──────── DATASET EXTRACT ────────
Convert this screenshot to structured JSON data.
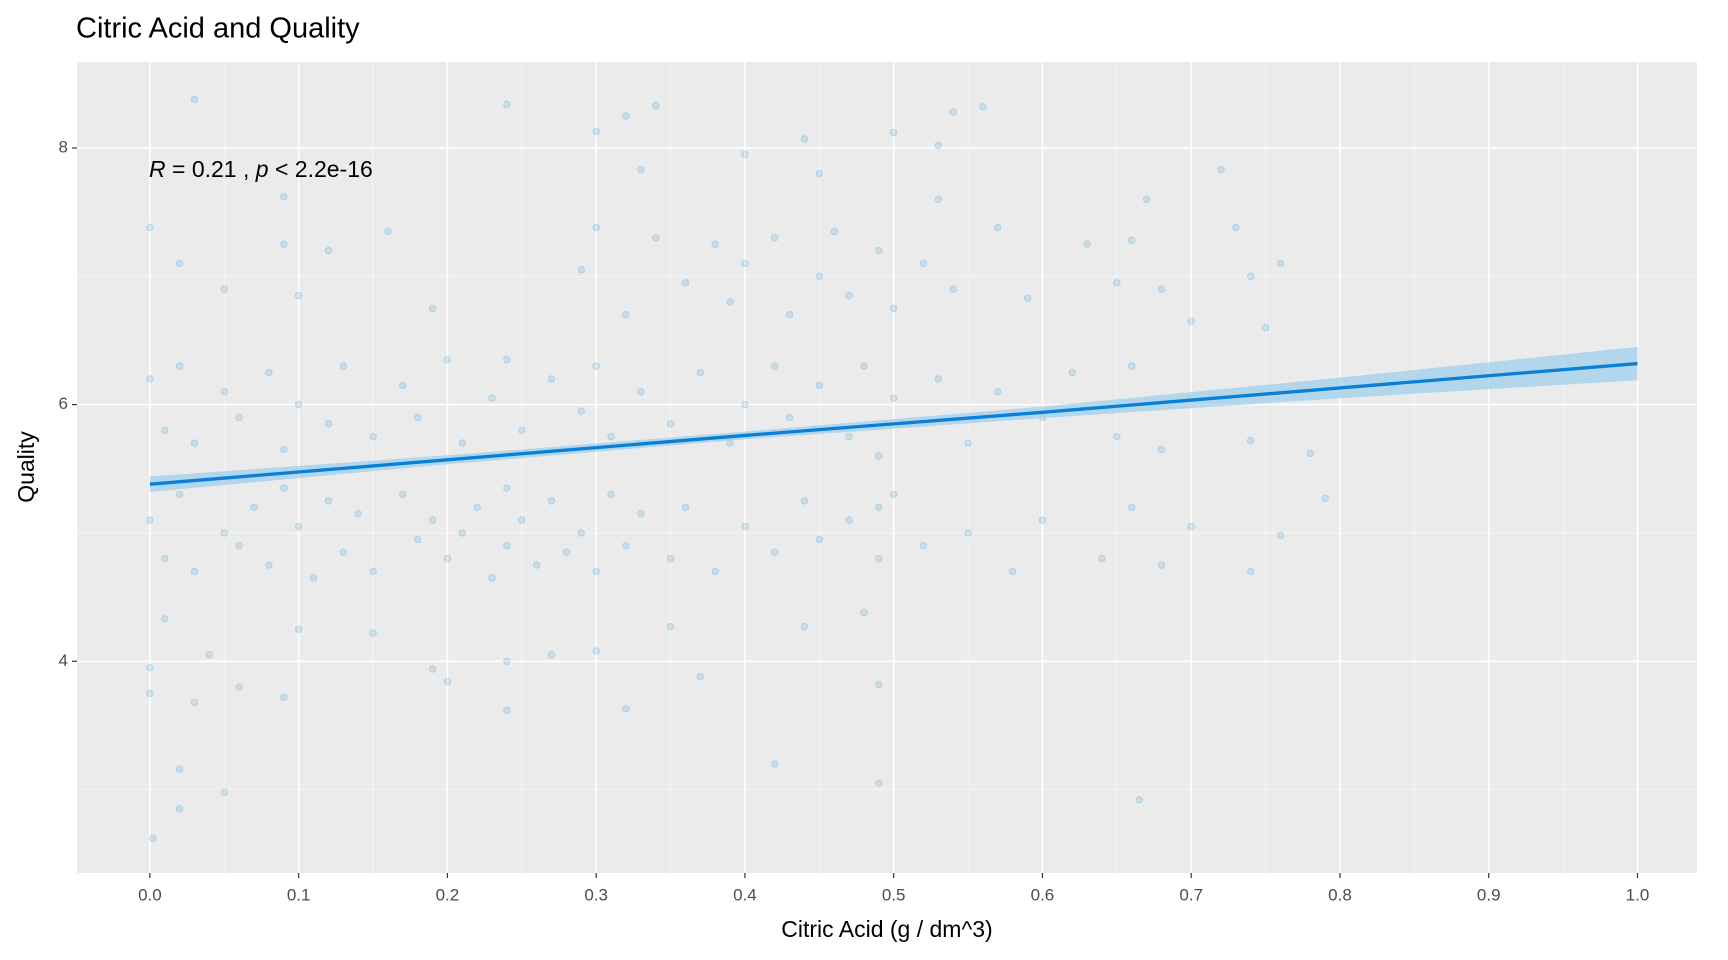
{
  "chart_data": {
    "type": "scatter",
    "title": "Citric Acid and Quality",
    "x_label": "Citric Acid (g / dm^3)",
    "y_label": "Quality",
    "annotation": {
      "r_symbol": "R",
      "r_text": " = 0.21 , ",
      "p_symbol": "p",
      "p_text": " < 2.2e-16"
    },
    "color": "#3b9ad9",
    "xlim": [
      -0.049,
      1.04
    ],
    "ylim": [
      2.35,
      8.67
    ],
    "xticks": [
      {
        "value": 0,
        "label": "0.0"
      },
      0.1,
      0.2,
      0.3,
      0.4,
      0.5,
      0.6,
      0.7,
      0.8,
      0.9,
      {
        "value": 1,
        "label": "1.0"
      }
    ],
    "xminor": [
      0.05,
      0.15,
      0.25,
      0.35,
      0.45,
      0.55,
      0.65,
      0.75,
      0.85,
      0.95
    ],
    "yticks": [
      4,
      6,
      8
    ],
    "yminor": [
      3,
      5,
      7
    ],
    "grid": true,
    "x": [
      0.002,
      0.02,
      0.05,
      0.42,
      0.49,
      0.665,
      0.0,
      0.02,
      0.0,
      0.03,
      0.06,
      0.09,
      0.1,
      0.19,
      0.2,
      0.24,
      0.24,
      0.32,
      0.3,
      0.37,
      0.44,
      0.49,
      0.48,
      0.04,
      0.15,
      0.27,
      0.35,
      0.01,
      0.0,
      0.01,
      0.02,
      0.03,
      0.05,
      0.06,
      0.07,
      0.08,
      0.09,
      0.1,
      0.11,
      0.12,
      0.13,
      0.14,
      0.15,
      0.17,
      0.18,
      0.19,
      0.2,
      0.21,
      0.22,
      0.23,
      0.24,
      0.24,
      0.25,
      0.26,
      0.27,
      0.28,
      0.29,
      0.3,
      0.31,
      0.32,
      0.33,
      0.35,
      0.36,
      0.38,
      0.4,
      0.42,
      0.44,
      0.45,
      0.47,
      0.49,
      0.49,
      0.5,
      0.52,
      0.55,
      0.58,
      0.6,
      0.64,
      0.66,
      0.68,
      0.7,
      0.74,
      0.76,
      0.79,
      0.0,
      0.01,
      0.02,
      0.03,
      0.05,
      0.06,
      0.08,
      0.09,
      0.1,
      0.12,
      0.13,
      0.15,
      0.17,
      0.18,
      0.2,
      0.21,
      0.23,
      0.24,
      0.25,
      0.27,
      0.29,
      0.3,
      0.31,
      0.33,
      0.35,
      0.37,
      0.39,
      0.4,
      0.42,
      0.43,
      0.45,
      0.47,
      0.48,
      0.49,
      0.5,
      0.51,
      0.53,
      0.55,
      0.57,
      0.6,
      0.62,
      0.65,
      0.66,
      0.68,
      0.7,
      0.74,
      0.78,
      0.0,
      0.02,
      0.05,
      0.09,
      0.1,
      0.12,
      0.16,
      0.19,
      0.29,
      0.3,
      0.32,
      0.34,
      0.36,
      0.38,
      0.39,
      0.4,
      0.42,
      0.43,
      0.45,
      0.46,
      0.47,
      0.49,
      0.5,
      0.52,
      0.54,
      0.57,
      0.59,
      0.63,
      0.65,
      0.66,
      0.68,
      0.7,
      0.73,
      0.74,
      0.76,
      0.75,
      0.03,
      0.24,
      0.3,
      0.32,
      0.34,
      0.4,
      0.44,
      0.5,
      0.53,
      0.54,
      0.56,
      0.33,
      0.45,
      0.72,
      0.09,
      0.53,
      0.67
    ],
    "values": [
      2.62,
      2.85,
      2.98,
      3.2,
      3.05,
      2.92,
      3.75,
      3.16,
      3.95,
      3.68,
      3.8,
      3.72,
      4.25,
      3.94,
      3.84,
      3.62,
      4.0,
      3.63,
      4.08,
      3.88,
      4.27,
      3.82,
      4.38,
      4.05,
      4.22,
      4.05,
      4.27,
      4.33,
      5.1,
      4.8,
      5.3,
      4.7,
      5.0,
      4.9,
      5.2,
      4.75,
      5.35,
      5.05,
      4.65,
      5.25,
      4.85,
      5.15,
      4.7,
      5.3,
      4.95,
      5.1,
      4.8,
      5.0,
      5.2,
      4.65,
      5.35,
      4.9,
      5.1,
      4.75,
      5.25,
      4.85,
      5.0,
      4.7,
      5.3,
      4.9,
      5.15,
      4.8,
      5.2,
      4.7,
      5.05,
      4.85,
      5.25,
      4.95,
      5.1,
      5.2,
      4.8,
      5.3,
      4.9,
      5.0,
      4.7,
      5.1,
      4.8,
      5.2,
      4.75,
      5.05,
      4.7,
      4.98,
      5.27,
      6.2,
      5.8,
      6.3,
      5.7,
      6.1,
      5.9,
      6.25,
      5.65,
      6.0,
      5.85,
      6.3,
      5.75,
      6.15,
      5.9,
      6.35,
      5.7,
      6.05,
      6.35,
      5.8,
      6.2,
      5.95,
      6.3,
      5.75,
      6.1,
      5.85,
      6.25,
      5.7,
      6.0,
      6.3,
      5.9,
      6.15,
      5.75,
      6.3,
      5.6,
      6.05,
      5.85,
      6.2,
      5.7,
      6.1,
      5.9,
      6.25,
      5.75,
      6.3,
      5.65,
      6.05,
      5.72,
      5.62,
      7.38,
      7.1,
      6.9,
      7.25,
      6.85,
      7.2,
      7.35,
      6.75,
      7.05,
      7.38,
      6.7,
      7.3,
      6.95,
      7.25,
      6.8,
      7.1,
      7.3,
      6.7,
      7.0,
      7.35,
      6.85,
      7.2,
      6.75,
      7.1,
      6.9,
      7.38,
      6.83,
      7.25,
      6.95,
      7.28,
      6.9,
      6.65,
      7.38,
      7.0,
      7.1,
      6.6,
      8.38,
      8.34,
      8.13,
      8.25,
      8.33,
      7.95,
      8.07,
      8.12,
      8.02,
      8.28,
      8.32,
      7.83,
      7.8,
      7.83,
      7.62,
      7.6,
      7.6
    ],
    "fit": {
      "color": "#0a7fd6",
      "band_color": "#9fd0ee",
      "x": [
        0,
        0.2,
        0.4,
        0.6,
        0.8,
        1.0
      ],
      "values": [
        5.38,
        5.57,
        5.76,
        5.94,
        6.13,
        6.32
      ],
      "lower": [
        5.32,
        5.535,
        5.73,
        5.895,
        6.05,
        6.19
      ],
      "upper": [
        5.44,
        5.605,
        5.79,
        5.985,
        6.21,
        6.45
      ]
    }
  }
}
────────
## [YOUR GOAL]
Write out all the entries word for word, but skip any images.

## [ANSWER TO THE EXERCISE]
Convert this screenshot to structured JSON data.
{
  "chart_data": {
    "type": "scatter",
    "title": "Citric Acid and Quality",
    "x_label": "Citric Acid (g / dm^3)",
    "y_label": "Quality",
    "annotation": {
      "r_symbol": "R",
      "r_text": " = 0.21 , ",
      "p_symbol": "p",
      "p_text": " < 2.2e-16"
    },
    "color": "#3b9ad9",
    "xlim": [
      -0.049,
      1.04
    ],
    "ylim": [
      2.35,
      8.67
    ],
    "xticks": [
      {
        "value": 0,
        "label": "0.0"
      },
      0.1,
      0.2,
      0.3,
      0.4,
      0.5,
      0.6,
      0.7,
      0.8,
      0.9,
      {
        "value": 1,
        "label": "1.0"
      }
    ],
    "xminor": [
      0.05,
      0.15,
      0.25,
      0.35,
      0.45,
      0.55,
      0.65,
      0.75,
      0.85,
      0.95
    ],
    "yticks": [
      4,
      6,
      8
    ],
    "yminor": [
      3,
      5,
      7
    ],
    "grid": true,
    "x": [
      0.002,
      0.02,
      0.05,
      0.42,
      0.49,
      0.665,
      0.0,
      0.02,
      0.0,
      0.03,
      0.06,
      0.09,
      0.1,
      0.19,
      0.2,
      0.24,
      0.24,
      0.32,
      0.3,
      0.37,
      0.44,
      0.49,
      0.48,
      0.04,
      0.15,
      0.27,
      0.35,
      0.01,
      0.0,
      0.01,
      0.02,
      0.03,
      0.05,
      0.06,
      0.07,
      0.08,
      0.09,
      0.1,
      0.11,
      0.12,
      0.13,
      0.14,
      0.15,
      0.17,
      0.18,
      0.19,
      0.2,
      0.21,
      0.22,
      0.23,
      0.24,
      0.24,
      0.25,
      0.26,
      0.27,
      0.28,
      0.29,
      0.3,
      0.31,
      0.32,
      0.33,
      0.35,
      0.36,
      0.38,
      0.4,
      0.42,
      0.44,
      0.45,
      0.47,
      0.49,
      0.49,
      0.5,
      0.52,
      0.55,
      0.58,
      0.6,
      0.64,
      0.66,
      0.68,
      0.7,
      0.74,
      0.76,
      0.79,
      0.0,
      0.01,
      0.02,
      0.03,
      0.05,
      0.06,
      0.08,
      0.09,
      0.1,
      0.12,
      0.13,
      0.15,
      0.17,
      0.18,
      0.2,
      0.21,
      0.23,
      0.24,
      0.25,
      0.27,
      0.29,
      0.3,
      0.31,
      0.33,
      0.35,
      0.37,
      0.39,
      0.4,
      0.42,
      0.43,
      0.45,
      0.47,
      0.48,
      0.49,
      0.5,
      0.51,
      0.53,
      0.55,
      0.57,
      0.6,
      0.62,
      0.65,
      0.66,
      0.68,
      0.7,
      0.74,
      0.78,
      0.0,
      0.02,
      0.05,
      0.09,
      0.1,
      0.12,
      0.16,
      0.19,
      0.29,
      0.3,
      0.32,
      0.34,
      0.36,
      0.38,
      0.39,
      0.4,
      0.42,
      0.43,
      0.45,
      0.46,
      0.47,
      0.49,
      0.5,
      0.52,
      0.54,
      0.57,
      0.59,
      0.63,
      0.65,
      0.66,
      0.68,
      0.7,
      0.73,
      0.74,
      0.76,
      0.75,
      0.03,
      0.24,
      0.3,
      0.32,
      0.34,
      0.4,
      0.44,
      0.5,
      0.53,
      0.54,
      0.56,
      0.33,
      0.45,
      0.72,
      0.09,
      0.53,
      0.67
    ],
    "values": [
      2.62,
      2.85,
      2.98,
      3.2,
      3.05,
      2.92,
      3.75,
      3.16,
      3.95,
      3.68,
      3.8,
      3.72,
      4.25,
      3.94,
      3.84,
      3.62,
      4.0,
      3.63,
      4.08,
      3.88,
      4.27,
      3.82,
      4.38,
      4.05,
      4.22,
      4.05,
      4.27,
      4.33,
      5.1,
      4.8,
      5.3,
      4.7,
      5.0,
      4.9,
      5.2,
      4.75,
      5.35,
      5.05,
      4.65,
      5.25,
      4.85,
      5.15,
      4.7,
      5.3,
      4.95,
      5.1,
      4.8,
      5.0,
      5.2,
      4.65,
      5.35,
      4.9,
      5.1,
      4.75,
      5.25,
      4.85,
      5.0,
      4.7,
      5.3,
      4.9,
      5.15,
      4.8,
      5.2,
      4.7,
      5.05,
      4.85,
      5.25,
      4.95,
      5.1,
      5.2,
      4.8,
      5.3,
      4.9,
      5.0,
      4.7,
      5.1,
      4.8,
      5.2,
      4.75,
      5.05,
      4.7,
      4.98,
      5.27,
      6.2,
      5.8,
      6.3,
      5.7,
      6.1,
      5.9,
      6.25,
      5.65,
      6.0,
      5.85,
      6.3,
      5.75,
      6.15,
      5.9,
      6.35,
      5.7,
      6.05,
      6.35,
      5.8,
      6.2,
      5.95,
      6.3,
      5.75,
      6.1,
      5.85,
      6.25,
      5.7,
      6.0,
      6.3,
      5.9,
      6.15,
      5.75,
      6.3,
      5.6,
      6.05,
      5.85,
      6.2,
      5.7,
      6.1,
      5.9,
      6.25,
      5.75,
      6.3,
      5.65,
      6.05,
      5.72,
      5.62,
      7.38,
      7.1,
      6.9,
      7.25,
      6.85,
      7.2,
      7.35,
      6.75,
      7.05,
      7.38,
      6.7,
      7.3,
      6.95,
      7.25,
      6.8,
      7.1,
      7.3,
      6.7,
      7.0,
      7.35,
      6.85,
      7.2,
      6.75,
      7.1,
      6.9,
      7.38,
      6.83,
      7.25,
      6.95,
      7.28,
      6.9,
      6.65,
      7.38,
      7.0,
      7.1,
      6.6,
      8.38,
      8.34,
      8.13,
      8.25,
      8.33,
      7.95,
      8.07,
      8.12,
      8.02,
      8.28,
      8.32,
      7.83,
      7.8,
      7.83,
      7.62,
      7.6,
      7.6
    ],
    "fit": {
      "color": "#0a7fd6",
      "band_color": "#9fd0ee",
      "x": [
        0,
        0.2,
        0.4,
        0.6,
        0.8,
        1.0
      ],
      "values": [
        5.38,
        5.57,
        5.76,
        5.94,
        6.13,
        6.32
      ],
      "lower": [
        5.32,
        5.535,
        5.73,
        5.895,
        6.05,
        6.19
      ],
      "upper": [
        5.44,
        5.605,
        5.79,
        5.985,
        6.21,
        6.45
      ]
    }
  }
}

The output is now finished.